Hon Chairperson, colleagues and fellow South Africans, the Protection of State Information Bill has traversed a long path to reach this point. It is a product of efforts of successive Ministers who led the state security portfolio. These were Ministers Nhlanhla, Sisulu and Kasrils.
Today, I stand before this House to complete this work. All these successive efforts have been made with a clear understanding that upholding national security is not a matter of choice but an obligation placed by section 198 of the Constitution on both the national executive and Parliament. This Bill is, therefore, a legislation of general application in upholding our national security.
We thank the members of the ad hoc committee who devoted sufficient time in improving the Bill. They also engaged members of the public through submissions and public hearings. They have done a sterling job, for which we are all grateful.
The ANC believes that the changes made to this Bill are a correct response to the valid concerns raised by fellow South Africans during the protracted engagements. The amendments continue to ensure a fine balance between secrecy and openness that are the essential pillars of national security in a democracy. Chairperson, allow me to clear the confusion surrounding this Bill by explaining its key objectives.
Currently, there is the Protection of Information Act, Act 84 of 1982 in our statute books. The apartheid regime followed a narrowed approach to national security, aimed at protecting the state mainly from those who were fighting the oppression.

### REQUIREMENTS
**A)** From the speech on the Protection of State Information Bill, reproduce the passage starting at "We thank the" and ending at "fighting the oppression." word for word.
**B)** Answer these questions using the speech on the Protection of State Information Bill:
(i) Which section of the Constitution places the obligation to uphold national security on the national executive and Parliament?
(ii) What act number and year does the speech give for the Protection of Information Act?
(iii) Through what means did the ad hoc committee engage members of the public?
**C)** List every Minister whom the speech on the Protection of State Information Bill names as having led the state security portfolio.
The items are not needed for any of this work.

### PROVIDED INFORMATION
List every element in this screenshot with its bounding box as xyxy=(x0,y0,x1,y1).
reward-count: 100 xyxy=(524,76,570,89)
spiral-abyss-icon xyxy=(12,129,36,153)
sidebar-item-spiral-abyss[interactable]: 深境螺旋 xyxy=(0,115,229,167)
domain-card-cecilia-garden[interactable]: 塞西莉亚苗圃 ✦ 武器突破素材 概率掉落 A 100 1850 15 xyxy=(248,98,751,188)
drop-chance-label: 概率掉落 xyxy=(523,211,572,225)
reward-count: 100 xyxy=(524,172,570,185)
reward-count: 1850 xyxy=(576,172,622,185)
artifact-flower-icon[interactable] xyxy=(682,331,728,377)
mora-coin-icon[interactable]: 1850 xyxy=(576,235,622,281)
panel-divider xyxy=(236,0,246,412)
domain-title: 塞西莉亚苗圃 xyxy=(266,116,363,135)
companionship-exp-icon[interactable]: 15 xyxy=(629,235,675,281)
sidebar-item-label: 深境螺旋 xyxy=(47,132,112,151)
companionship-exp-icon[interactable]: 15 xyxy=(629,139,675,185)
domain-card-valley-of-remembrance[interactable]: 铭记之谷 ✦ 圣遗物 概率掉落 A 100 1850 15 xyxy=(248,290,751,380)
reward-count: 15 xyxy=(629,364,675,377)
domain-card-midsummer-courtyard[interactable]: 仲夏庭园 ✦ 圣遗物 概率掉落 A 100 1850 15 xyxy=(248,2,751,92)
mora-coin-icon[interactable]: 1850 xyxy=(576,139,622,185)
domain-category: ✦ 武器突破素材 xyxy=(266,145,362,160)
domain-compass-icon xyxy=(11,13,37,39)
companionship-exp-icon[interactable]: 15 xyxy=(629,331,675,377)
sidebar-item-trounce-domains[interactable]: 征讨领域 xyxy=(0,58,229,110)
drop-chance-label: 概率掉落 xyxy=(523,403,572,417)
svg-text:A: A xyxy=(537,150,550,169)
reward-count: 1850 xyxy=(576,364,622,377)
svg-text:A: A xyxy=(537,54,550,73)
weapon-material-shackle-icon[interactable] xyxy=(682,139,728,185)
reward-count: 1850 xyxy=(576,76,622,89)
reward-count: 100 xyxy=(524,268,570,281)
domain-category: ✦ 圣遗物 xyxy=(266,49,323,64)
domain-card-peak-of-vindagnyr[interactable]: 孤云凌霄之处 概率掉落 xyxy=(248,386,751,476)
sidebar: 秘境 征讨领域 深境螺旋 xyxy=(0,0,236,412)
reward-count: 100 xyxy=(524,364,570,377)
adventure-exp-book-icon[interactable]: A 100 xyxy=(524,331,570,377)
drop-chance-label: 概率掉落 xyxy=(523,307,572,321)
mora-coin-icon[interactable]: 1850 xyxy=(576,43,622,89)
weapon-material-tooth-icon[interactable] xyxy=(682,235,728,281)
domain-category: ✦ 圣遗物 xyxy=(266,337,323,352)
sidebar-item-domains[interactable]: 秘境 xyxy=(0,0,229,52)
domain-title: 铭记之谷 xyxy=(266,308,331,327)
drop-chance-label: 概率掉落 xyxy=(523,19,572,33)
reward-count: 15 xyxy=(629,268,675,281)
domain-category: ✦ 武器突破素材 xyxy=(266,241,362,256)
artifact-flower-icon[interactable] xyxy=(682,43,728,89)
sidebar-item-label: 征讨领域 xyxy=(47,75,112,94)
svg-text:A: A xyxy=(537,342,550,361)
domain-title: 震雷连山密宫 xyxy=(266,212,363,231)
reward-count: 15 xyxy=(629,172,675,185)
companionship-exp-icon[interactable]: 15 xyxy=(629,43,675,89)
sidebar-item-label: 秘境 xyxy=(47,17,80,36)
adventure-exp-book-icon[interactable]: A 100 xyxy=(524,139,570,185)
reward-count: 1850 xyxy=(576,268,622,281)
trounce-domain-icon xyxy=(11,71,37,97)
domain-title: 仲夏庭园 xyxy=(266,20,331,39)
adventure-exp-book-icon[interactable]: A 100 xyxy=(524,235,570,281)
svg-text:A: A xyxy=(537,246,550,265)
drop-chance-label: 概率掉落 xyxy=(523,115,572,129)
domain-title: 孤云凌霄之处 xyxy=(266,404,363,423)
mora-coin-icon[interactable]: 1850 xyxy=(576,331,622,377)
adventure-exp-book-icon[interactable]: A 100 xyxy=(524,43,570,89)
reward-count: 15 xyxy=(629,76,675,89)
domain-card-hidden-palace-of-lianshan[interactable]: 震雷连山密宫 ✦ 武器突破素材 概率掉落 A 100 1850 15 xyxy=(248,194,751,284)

### RESPONSES IN ORDER
**A)**
We thank the members of the ad hoc committee who devoted sufficient time in improving the Bill. They also engaged members of the public through submissions and public hearings. They have done a sterling job, for which we are all grateful.
The ANC believes that the changes made to this Bill are a correct response to the valid concerns raised by fellow South Africans during the protracted engagements. The amendments continue to ensure a fine balance between secrecy and openness that are the essential pillars of national security in a democracy. Chairperson, allow me to clear the confusion surrounding this Bill by explaining its key objectives.
Currently, there is the Protection of Information Act, Act 84 of 1982 in our statute books. The apartheid regime followed a narrowed approach to national security, aimed at protecting the state mainly from those who were fighting the oppression.

**B)**
(i) Section 198
(ii) Act 84 of 1982
(iii) Through submissions and public hearings

**C)** Nhlanhla, Sisulu, Kasrils